* [WHAT YOU HAVE TO DO] Search the records that follow and extract every line containing the string "into".

*-*-*

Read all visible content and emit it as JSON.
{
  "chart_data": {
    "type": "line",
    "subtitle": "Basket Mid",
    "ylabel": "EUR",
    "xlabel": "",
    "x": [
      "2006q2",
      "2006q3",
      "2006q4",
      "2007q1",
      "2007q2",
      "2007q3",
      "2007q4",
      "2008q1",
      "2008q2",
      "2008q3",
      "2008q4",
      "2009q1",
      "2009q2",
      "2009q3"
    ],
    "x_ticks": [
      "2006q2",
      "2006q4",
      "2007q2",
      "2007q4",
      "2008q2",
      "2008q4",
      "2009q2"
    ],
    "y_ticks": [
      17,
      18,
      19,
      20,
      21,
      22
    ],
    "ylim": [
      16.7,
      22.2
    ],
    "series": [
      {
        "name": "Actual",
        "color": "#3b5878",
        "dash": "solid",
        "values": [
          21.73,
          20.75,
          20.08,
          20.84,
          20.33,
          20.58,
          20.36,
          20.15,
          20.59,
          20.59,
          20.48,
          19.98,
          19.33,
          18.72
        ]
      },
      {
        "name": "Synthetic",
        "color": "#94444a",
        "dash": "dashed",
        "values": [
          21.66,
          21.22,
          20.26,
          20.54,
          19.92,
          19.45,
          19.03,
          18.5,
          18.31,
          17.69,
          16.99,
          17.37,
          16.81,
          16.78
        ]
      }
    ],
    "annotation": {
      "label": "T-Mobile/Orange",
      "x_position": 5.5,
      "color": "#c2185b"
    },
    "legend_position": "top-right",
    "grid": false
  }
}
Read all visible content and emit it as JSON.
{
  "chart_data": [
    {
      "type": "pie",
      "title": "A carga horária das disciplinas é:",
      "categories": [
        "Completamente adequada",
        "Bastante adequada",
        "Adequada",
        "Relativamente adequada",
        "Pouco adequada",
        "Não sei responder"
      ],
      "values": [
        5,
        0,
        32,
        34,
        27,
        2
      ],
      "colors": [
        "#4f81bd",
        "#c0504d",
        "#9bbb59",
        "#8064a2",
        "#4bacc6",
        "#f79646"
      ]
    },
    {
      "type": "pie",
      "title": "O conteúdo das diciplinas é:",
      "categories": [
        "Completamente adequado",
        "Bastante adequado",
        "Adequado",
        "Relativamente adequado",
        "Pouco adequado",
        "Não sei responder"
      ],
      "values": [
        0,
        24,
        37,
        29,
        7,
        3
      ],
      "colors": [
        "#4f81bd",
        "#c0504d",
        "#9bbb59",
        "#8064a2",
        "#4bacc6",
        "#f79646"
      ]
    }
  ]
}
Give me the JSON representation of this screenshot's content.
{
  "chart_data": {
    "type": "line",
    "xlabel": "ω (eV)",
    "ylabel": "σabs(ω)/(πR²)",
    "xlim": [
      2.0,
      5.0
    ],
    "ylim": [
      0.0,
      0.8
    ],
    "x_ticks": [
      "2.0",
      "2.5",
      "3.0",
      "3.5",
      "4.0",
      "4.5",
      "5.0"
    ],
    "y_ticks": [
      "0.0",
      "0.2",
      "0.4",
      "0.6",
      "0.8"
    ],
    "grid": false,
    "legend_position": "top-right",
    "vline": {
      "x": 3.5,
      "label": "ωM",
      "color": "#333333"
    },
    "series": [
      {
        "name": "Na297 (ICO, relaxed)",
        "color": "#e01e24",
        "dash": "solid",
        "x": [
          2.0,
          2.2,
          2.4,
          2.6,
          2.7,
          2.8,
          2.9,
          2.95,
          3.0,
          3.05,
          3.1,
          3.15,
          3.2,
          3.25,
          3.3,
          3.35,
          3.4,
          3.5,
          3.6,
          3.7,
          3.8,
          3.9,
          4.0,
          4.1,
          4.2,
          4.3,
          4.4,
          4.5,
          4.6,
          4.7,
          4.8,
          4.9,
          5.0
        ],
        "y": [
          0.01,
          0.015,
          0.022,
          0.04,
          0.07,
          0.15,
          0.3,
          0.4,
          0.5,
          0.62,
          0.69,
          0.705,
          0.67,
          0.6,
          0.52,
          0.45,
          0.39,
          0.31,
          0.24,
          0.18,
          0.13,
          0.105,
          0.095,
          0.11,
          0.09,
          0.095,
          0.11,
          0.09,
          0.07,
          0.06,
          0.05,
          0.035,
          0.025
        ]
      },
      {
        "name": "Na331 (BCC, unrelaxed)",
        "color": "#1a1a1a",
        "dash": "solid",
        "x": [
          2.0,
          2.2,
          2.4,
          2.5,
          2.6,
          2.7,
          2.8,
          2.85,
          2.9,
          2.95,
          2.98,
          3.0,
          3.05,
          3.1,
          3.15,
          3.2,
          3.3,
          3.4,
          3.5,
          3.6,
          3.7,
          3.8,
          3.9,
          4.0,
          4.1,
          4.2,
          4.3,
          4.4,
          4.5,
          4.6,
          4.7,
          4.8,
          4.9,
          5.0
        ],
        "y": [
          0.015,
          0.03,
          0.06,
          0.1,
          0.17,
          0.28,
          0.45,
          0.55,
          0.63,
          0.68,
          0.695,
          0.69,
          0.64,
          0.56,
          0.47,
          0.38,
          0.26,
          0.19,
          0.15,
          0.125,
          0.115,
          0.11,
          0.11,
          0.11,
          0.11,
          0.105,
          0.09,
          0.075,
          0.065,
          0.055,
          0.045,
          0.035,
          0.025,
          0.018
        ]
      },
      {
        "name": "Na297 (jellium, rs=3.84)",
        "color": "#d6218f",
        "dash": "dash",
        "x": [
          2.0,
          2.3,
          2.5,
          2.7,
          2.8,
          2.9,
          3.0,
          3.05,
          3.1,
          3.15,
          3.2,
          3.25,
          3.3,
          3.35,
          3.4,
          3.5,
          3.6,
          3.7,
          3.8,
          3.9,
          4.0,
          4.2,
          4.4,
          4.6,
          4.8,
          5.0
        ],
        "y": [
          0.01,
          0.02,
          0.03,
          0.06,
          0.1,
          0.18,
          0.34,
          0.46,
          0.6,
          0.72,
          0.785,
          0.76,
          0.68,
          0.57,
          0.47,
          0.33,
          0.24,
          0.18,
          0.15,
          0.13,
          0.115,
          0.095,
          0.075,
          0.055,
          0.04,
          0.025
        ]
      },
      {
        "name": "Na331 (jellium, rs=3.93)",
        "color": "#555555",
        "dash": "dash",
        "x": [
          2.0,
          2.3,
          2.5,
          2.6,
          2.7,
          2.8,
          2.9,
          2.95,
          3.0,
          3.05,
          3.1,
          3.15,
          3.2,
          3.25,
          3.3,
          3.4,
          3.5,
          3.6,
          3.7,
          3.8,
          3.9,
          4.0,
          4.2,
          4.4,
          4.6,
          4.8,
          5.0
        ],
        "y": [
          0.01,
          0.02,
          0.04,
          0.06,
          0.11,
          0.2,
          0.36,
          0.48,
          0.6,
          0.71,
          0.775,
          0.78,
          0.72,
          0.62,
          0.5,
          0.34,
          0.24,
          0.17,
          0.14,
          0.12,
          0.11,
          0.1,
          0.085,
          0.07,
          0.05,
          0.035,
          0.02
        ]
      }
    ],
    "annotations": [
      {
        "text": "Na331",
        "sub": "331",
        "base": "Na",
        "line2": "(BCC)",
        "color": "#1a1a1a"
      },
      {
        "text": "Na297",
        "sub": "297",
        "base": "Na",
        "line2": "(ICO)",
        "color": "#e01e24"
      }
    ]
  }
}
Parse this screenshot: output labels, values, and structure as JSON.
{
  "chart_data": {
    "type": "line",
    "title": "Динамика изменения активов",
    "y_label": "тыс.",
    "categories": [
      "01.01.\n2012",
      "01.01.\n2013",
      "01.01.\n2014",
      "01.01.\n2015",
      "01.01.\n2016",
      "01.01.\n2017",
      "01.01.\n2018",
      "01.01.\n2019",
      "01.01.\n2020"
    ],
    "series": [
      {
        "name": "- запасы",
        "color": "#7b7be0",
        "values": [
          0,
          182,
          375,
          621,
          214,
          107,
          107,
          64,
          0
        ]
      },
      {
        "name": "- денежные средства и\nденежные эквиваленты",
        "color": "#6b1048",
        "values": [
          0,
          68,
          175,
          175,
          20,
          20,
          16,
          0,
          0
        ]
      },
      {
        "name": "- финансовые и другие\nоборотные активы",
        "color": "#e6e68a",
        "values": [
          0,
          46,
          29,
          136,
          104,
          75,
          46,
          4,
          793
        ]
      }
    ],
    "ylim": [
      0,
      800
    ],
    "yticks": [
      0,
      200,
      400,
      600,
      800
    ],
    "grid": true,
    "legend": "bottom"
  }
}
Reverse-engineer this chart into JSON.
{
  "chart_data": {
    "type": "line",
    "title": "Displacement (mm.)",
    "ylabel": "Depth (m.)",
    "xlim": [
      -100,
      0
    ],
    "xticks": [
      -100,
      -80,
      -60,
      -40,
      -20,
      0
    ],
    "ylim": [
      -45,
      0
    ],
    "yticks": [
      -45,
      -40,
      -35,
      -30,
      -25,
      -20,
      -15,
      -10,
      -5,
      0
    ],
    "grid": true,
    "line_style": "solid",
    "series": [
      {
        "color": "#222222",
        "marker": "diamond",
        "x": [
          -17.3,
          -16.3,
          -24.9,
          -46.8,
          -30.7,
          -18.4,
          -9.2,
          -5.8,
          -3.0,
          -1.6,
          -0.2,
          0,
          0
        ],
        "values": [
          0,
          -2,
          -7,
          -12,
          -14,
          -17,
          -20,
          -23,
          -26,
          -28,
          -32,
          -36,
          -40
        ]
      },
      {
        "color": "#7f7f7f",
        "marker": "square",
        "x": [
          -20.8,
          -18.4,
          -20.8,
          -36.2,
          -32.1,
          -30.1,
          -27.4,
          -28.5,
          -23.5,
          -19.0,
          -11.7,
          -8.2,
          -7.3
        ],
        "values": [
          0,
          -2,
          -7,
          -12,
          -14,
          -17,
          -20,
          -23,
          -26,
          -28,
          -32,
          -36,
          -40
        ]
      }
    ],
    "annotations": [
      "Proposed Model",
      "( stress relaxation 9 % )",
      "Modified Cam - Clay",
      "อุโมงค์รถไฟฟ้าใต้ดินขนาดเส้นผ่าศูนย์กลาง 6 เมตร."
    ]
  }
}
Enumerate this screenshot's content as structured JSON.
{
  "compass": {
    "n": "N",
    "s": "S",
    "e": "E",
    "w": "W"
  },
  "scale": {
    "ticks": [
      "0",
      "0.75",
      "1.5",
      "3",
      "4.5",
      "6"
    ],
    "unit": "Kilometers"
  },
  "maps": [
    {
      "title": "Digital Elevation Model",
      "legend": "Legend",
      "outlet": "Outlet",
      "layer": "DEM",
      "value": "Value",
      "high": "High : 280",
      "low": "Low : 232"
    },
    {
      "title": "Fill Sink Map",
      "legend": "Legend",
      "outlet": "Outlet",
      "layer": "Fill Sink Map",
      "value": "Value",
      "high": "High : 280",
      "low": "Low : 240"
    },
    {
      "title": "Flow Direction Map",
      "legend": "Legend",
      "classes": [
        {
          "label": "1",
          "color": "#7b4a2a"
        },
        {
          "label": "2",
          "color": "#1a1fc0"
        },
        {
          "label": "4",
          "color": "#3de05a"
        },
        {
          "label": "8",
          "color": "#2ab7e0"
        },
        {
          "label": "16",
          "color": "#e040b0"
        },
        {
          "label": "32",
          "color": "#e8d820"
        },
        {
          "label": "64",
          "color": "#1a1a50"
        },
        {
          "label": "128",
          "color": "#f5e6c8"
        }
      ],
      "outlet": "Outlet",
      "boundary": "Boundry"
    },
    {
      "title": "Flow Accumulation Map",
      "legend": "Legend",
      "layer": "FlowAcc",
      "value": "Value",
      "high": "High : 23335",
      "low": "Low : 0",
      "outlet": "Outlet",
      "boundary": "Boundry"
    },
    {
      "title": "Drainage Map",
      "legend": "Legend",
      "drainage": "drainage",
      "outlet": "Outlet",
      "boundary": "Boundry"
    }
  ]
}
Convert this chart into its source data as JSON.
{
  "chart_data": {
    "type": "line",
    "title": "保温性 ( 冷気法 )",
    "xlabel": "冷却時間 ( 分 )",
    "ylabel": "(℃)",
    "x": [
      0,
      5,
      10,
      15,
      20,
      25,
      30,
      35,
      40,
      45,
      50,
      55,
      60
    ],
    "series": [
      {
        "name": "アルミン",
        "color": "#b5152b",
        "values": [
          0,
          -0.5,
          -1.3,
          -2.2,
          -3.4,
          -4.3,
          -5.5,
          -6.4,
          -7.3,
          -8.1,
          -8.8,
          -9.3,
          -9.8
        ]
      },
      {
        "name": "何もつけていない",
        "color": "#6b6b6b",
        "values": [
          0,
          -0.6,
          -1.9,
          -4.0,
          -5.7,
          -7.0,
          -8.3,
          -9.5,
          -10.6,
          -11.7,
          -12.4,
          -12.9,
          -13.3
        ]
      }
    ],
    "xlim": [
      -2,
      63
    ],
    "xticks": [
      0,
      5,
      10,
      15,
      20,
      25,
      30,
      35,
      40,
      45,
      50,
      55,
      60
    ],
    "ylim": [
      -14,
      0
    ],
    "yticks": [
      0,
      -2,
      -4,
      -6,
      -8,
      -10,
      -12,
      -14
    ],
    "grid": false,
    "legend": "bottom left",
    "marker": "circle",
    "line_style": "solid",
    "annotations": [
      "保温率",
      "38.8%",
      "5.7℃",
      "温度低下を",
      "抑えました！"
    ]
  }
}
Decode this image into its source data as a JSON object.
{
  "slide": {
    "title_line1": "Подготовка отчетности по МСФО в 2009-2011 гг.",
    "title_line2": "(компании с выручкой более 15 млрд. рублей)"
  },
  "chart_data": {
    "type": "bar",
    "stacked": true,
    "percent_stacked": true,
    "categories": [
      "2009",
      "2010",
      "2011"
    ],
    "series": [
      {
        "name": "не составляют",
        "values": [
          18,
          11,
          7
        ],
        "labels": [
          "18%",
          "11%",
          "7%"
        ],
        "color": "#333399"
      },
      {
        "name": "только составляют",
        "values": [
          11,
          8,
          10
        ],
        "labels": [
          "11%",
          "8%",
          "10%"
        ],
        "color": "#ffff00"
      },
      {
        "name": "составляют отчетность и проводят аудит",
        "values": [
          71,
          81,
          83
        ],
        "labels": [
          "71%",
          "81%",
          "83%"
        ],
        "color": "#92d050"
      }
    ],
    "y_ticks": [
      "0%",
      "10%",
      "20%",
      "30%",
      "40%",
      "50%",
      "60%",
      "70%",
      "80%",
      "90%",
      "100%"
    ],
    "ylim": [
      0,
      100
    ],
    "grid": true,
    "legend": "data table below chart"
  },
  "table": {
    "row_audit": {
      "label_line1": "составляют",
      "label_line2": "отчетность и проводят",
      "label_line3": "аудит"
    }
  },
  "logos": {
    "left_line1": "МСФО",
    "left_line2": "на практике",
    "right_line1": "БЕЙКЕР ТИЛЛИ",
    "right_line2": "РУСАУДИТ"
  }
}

*-*-*

* [RESPONSE TO THE TASK]
Reverse-engineer this chart into JSON.
Convert this chart into its source data as JSON.
Decode this image into its source data as a JSON object.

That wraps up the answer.